WHAT TO PRODUCE => Give the data below again, word for word.

RECORDS SUPPLIED =>
---
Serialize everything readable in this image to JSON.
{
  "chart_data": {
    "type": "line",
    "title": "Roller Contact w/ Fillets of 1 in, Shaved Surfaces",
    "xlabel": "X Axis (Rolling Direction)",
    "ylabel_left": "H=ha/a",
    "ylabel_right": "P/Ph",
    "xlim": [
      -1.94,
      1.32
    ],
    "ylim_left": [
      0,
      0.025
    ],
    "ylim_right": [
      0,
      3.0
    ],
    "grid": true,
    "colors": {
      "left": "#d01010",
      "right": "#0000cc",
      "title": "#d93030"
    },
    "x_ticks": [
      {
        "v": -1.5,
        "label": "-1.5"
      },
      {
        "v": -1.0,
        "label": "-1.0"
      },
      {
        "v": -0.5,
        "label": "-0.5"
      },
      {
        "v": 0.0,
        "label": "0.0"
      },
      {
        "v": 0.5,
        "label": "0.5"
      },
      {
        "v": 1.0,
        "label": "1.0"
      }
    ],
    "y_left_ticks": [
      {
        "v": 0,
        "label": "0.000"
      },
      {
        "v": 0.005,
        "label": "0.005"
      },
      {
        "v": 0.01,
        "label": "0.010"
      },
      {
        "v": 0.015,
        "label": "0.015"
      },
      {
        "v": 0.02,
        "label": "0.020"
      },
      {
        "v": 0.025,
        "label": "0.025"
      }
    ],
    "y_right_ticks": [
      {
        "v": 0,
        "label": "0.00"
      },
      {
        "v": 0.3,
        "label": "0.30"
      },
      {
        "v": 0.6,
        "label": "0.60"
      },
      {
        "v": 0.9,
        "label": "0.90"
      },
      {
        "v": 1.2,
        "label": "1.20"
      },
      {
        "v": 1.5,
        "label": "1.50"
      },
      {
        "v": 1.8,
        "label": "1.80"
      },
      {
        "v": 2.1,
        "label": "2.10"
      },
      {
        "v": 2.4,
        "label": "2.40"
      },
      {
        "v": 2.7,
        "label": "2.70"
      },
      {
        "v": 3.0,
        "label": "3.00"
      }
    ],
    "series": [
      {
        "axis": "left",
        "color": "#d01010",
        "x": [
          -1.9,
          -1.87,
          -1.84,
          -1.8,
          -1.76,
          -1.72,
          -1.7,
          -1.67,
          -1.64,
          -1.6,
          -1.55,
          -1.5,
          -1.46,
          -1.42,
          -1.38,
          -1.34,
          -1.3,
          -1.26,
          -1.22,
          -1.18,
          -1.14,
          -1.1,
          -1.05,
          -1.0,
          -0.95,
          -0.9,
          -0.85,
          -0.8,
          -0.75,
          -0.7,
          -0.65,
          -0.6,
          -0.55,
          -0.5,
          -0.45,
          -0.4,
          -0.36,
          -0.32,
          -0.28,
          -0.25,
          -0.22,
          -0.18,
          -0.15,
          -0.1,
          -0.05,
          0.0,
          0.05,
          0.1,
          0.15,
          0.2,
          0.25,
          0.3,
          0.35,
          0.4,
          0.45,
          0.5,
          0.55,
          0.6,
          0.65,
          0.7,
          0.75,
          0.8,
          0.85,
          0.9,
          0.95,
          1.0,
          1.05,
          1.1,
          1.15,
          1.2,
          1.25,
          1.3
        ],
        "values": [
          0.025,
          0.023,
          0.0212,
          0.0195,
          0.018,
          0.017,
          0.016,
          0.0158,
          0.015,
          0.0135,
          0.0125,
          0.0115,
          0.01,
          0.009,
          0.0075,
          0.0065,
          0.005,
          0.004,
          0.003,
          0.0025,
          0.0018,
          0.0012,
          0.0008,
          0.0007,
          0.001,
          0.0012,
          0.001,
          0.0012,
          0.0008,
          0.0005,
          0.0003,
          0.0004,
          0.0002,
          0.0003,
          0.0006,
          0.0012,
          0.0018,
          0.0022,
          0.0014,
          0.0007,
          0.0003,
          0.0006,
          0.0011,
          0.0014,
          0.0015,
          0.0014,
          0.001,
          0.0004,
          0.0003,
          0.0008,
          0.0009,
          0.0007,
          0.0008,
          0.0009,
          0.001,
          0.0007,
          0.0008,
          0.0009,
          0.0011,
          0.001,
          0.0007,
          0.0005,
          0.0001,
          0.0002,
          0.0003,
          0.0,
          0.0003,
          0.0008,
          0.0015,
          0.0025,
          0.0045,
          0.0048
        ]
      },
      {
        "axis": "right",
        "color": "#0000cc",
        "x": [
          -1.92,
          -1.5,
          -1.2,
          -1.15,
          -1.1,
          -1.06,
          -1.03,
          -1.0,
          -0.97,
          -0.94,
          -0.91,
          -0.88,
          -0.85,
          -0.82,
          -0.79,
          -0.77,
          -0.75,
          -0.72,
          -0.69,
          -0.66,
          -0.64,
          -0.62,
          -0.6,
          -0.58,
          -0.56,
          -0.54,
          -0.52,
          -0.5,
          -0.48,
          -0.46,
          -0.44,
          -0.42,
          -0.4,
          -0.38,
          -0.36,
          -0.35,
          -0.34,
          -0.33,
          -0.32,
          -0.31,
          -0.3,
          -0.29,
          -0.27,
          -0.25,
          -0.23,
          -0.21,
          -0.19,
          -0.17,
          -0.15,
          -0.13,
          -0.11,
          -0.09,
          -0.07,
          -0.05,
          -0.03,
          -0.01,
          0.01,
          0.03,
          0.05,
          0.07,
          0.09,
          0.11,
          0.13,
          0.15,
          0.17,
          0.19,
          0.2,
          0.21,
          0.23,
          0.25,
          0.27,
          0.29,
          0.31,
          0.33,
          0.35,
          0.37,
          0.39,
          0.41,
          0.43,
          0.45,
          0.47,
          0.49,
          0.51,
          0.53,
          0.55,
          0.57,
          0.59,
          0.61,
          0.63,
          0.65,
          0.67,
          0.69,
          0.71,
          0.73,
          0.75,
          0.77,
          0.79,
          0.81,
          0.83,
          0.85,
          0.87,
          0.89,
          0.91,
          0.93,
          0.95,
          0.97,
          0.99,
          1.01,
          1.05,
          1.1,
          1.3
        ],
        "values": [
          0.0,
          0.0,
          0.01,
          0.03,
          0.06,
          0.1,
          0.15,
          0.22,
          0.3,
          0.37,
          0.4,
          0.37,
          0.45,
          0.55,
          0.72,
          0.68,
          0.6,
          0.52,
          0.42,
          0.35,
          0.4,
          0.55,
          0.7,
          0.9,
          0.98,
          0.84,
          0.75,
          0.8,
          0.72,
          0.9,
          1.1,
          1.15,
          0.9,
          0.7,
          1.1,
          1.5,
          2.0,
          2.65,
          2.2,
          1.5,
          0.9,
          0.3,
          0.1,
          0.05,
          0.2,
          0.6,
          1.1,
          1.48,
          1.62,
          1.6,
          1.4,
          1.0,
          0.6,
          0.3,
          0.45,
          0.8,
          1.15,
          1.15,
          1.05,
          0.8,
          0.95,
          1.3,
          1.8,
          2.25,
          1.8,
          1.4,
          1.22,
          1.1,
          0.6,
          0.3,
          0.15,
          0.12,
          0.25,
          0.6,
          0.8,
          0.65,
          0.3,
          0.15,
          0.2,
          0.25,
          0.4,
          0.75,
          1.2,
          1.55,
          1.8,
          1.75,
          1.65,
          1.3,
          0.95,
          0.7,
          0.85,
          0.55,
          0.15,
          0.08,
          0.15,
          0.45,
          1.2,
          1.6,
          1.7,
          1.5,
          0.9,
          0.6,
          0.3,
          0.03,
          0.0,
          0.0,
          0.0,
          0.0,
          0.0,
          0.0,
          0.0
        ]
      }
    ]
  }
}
---
SOLUTION FOR THIS TASK =>
Serialize everything readable in this image to JSON.
{
  "chart_data": {
    "type": "line",
    "title": "Roller Contact w/ Fillets of 1 in, Shaved Surfaces",
    "xlabel": "X Axis (Rolling Direction)",
    "ylabel_left": "H=ha/a",
    "ylabel_right": "P/Ph",
    "xlim": [
      -1.94,
      1.32
    ],
    "ylim_left": [
      0,
      0.025
    ],
    "ylim_right": [
      0,
      3.0
    ],
    "grid": true,
    "colors": {
      "left": "#d01010",
      "right": "#0000cc",
      "title": "#d93030"
    },
    "x_ticks": [
      {
        "v": -1.5,
        "label": "-1.5"
      },
      {
        "v": -1.0,
        "label": "-1.0"
      },
      {
        "v": -0.5,
        "label": "-0.5"
      },
      {
        "v": 0.0,
        "label": "0.0"
      },
      {
        "v": 0.5,
        "label": "0.5"
      },
      {
        "v": 1.0,
        "label": "1.0"
      }
    ],
    "y_left_ticks": [
      {
        "v": 0,
        "label": "0.000"
      },
      {
        "v": 0.005,
        "label": "0.005"
      },
      {
        "v": 0.01,
        "label": "0.010"
      },
      {
        "v": 0.015,
        "label": "0.015"
      },
      {
        "v": 0.02,
        "label": "0.020"
      },
      {
        "v": 0.025,
        "label": "0.025"
      }
    ],
    "y_right_ticks": [
      {
        "v": 0,
        "label": "0.00"
      },
      {
        "v": 0.3,
        "label": "0.30"
      },
      {
        "v": 0.6,
        "label": "0.60"
      },
      {
        "v": 0.9,
        "label": "0.90"
      },
      {
        "v": 1.2,
        "label": "1.20"
      },
      {
        "v": 1.5,
        "label": "1.50"
      },
      {
        "v": 1.8,
        "label": "1.80"
      },
      {
        "v": 2.1,
        "label": "2.10"
      },
      {
        "v": 2.4,
        "label": "2.40"
      },
      {
        "v": 2.7,
        "label": "2.70"
      },
      {
        "v": 3.0,
        "label": "3.00"
      }
    ],
    "series": [
      {
        "axis": "left",
        "color": "#d01010",
        "x": [
          -1.9,
          -1.87,
          -1.84,
          -1.8,
          -1.76,
          -1.72,
          -1.7,
          -1.67,
          -1.64,
          -1.6,
          -1.55,
          -1.5,
          -1.46,
          -1.42,
          -1.38,
          -1.34,
          -1.3,
          -1.26,
          -1.22,
          -1.18,
          -1.14,
          -1.1,
          -1.05,
          -1.0,
          -0.95,
          -0.9,
          -0.85,
          -0.8,
          -0.75,
          -0.7,
          -0.65,
          -0.6,
          -0.55,
          -0.5,
          -0.45,
          -0.4,
          -0.36,
          -0.32,
          -0.28,
          -0.25,
          -0.22,
          -0.18,
          -0.15,
          -0.1,
          -0.05,
          0.0,
          0.05,
          0.1,
          0.15,
          0.2,
          0.25,
          0.3,
          0.35,
          0.4,
          0.45,
          0.5,
          0.55,
          0.6,
          0.65,
          0.7,
          0.75,
          0.8,
          0.85,
          0.9,
          0.95,
          1.0,
          1.05,
          1.1,
          1.15,
          1.2,
          1.25,
          1.3
        ],
        "values": [
          0.025,
          0.023,
          0.0212,
          0.0195,
          0.018,
          0.017,
          0.016,
          0.0158,
          0.015,
          0.0135,
          0.0125,
          0.0115,
          0.01,
          0.009,
          0.0075,
          0.0065,
          0.005,
          0.004,
          0.003,
          0.0025,
          0.0018,
          0.0012,
          0.0008,
          0.0007,
          0.001,
          0.0012,
          0.001,
          0.0012,
          0.0008,
          0.0005,
          0.0003,
          0.0004,
          0.0002,
          0.0003,
          0.0006,
          0.0012,
          0.0018,
          0.0022,
          0.0014,
          0.0007,
          0.0003,
          0.0006,
          0.0011,
          0.0014,
          0.0015,
          0.0014,
          0.001,
          0.0004,
          0.0003,
          0.0008,
          0.0009,
          0.0007,
          0.0008,
          0.0009,
          0.001,
          0.0007,
          0.0008,
          0.0009,
          0.0011,
          0.001,
          0.0007,
          0.0005,
          0.0001,
          0.0002,
          0.0003,
          0.0,
          0.0003,
          0.0008,
          0.0015,
          0.0025,
          0.0045,
          0.0048
        ]
      },
      {
        "axis": "right",
        "color": "#0000cc",
        "x": [
          -1.92,
          -1.5,
          -1.2,
          -1.15,
          -1.1,
          -1.06,
          -1.03,
          -1.0,
          -0.97,
          -0.94,
          -0.91,
          -0.88,
          -0.85,
          -0.82,
          -0.79,
          -0.77,
          -0.75,
          -0.72,
          -0.69,
          -0.66,
          -0.64,
          -0.62,
          -0.6,
          -0.58,
          -0.56,
          -0.54,
          -0.52,
          -0.5,
          -0.48,
          -0.46,
          -0.44,
          -0.42,
          -0.4,
          -0.38,
          -0.36,
          -0.35,
          -0.34,
          -0.33,
          -0.32,
          -0.31,
          -0.3,
          -0.29,
          -0.27,
          -0.25,
          -0.23,
          -0.21,
          -0.19,
          -0.17,
          -0.15,
          -0.13,
          -0.11,
          -0.09,
          -0.07,
          -0.05,
          -0.03,
          -0.01,
          0.01,
          0.03,
          0.05,
          0.07,
          0.09,
          0.11,
          0.13,
          0.15,
          0.17,
          0.19,
          0.2,
          0.21,
          0.23,
          0.25,
          0.27,
          0.29,
          0.31,
          0.33,
          0.35,
          0.37,
          0.39,
          0.41,
          0.43,
          0.45,
          0.47,
          0.49,
          0.51,
          0.53,
          0.55,
          0.57,
          0.59,
          0.61,
          0.63,
          0.65,
          0.67,
          0.69,
          0.71,
          0.73,
          0.75,
          0.77,
          0.79,
          0.81,
          0.83,
          0.85,
          0.87,
          0.89,
          0.91,
          0.93,
          0.95,
          0.97,
          0.99,
          1.01,
          1.05,
          1.1,
          1.3
        ],
        "values": [
          0.0,
          0.0,
          0.01,
          0.03,
          0.06,
          0.1,
          0.15,
          0.22,
          0.3,
          0.37,
          0.4,
          0.37,
          0.45,
          0.55,
          0.72,
          0.68,
          0.6,
          0.52,
          0.42,
          0.35,
          0.4,
          0.55,
          0.7,
          0.9,
          0.98,
          0.84,
          0.75,
          0.8,
          0.72,
          0.9,
          1.1,
          1.15,
          0.9,
          0.7,
          1.1,
          1.5,
          2.0,
          2.65,
          2.2,
          1.5,
          0.9,
          0.3,
          0.1,
          0.05,
          0.2,
          0.6,
          1.1,
          1.48,
          1.62,
          1.6,
          1.4,
          1.0,
          0.6,
          0.3,
          0.45,
          0.8,
          1.15,
          1.15,
          1.05,
          0.8,
          0.95,
          1.3,
          1.8,
          2.25,
          1.8,
          1.4,
          1.22,
          1.1,
          0.6,
          0.3,
          0.15,
          0.12,
          0.25,
          0.6,
          0.8,
          0.65,
          0.3,
          0.15,
          0.2,
          0.25,
          0.4,
          0.75,
          1.2,
          1.55,
          1.8,
          1.75,
          1.65,
          1.3,
          0.95,
          0.7,
          0.85,
          0.55,
          0.15,
          0.08,
          0.15,
          0.45,
          1.2,
          1.6,
          1.7,
          1.5,
          0.9,
          0.6,
          0.3,
          0.03,
          0.0,
          0.0,
          0.0,
          0.0,
          0.0,
          0.0,
          0.0
        ]
      }
    ]
  }
}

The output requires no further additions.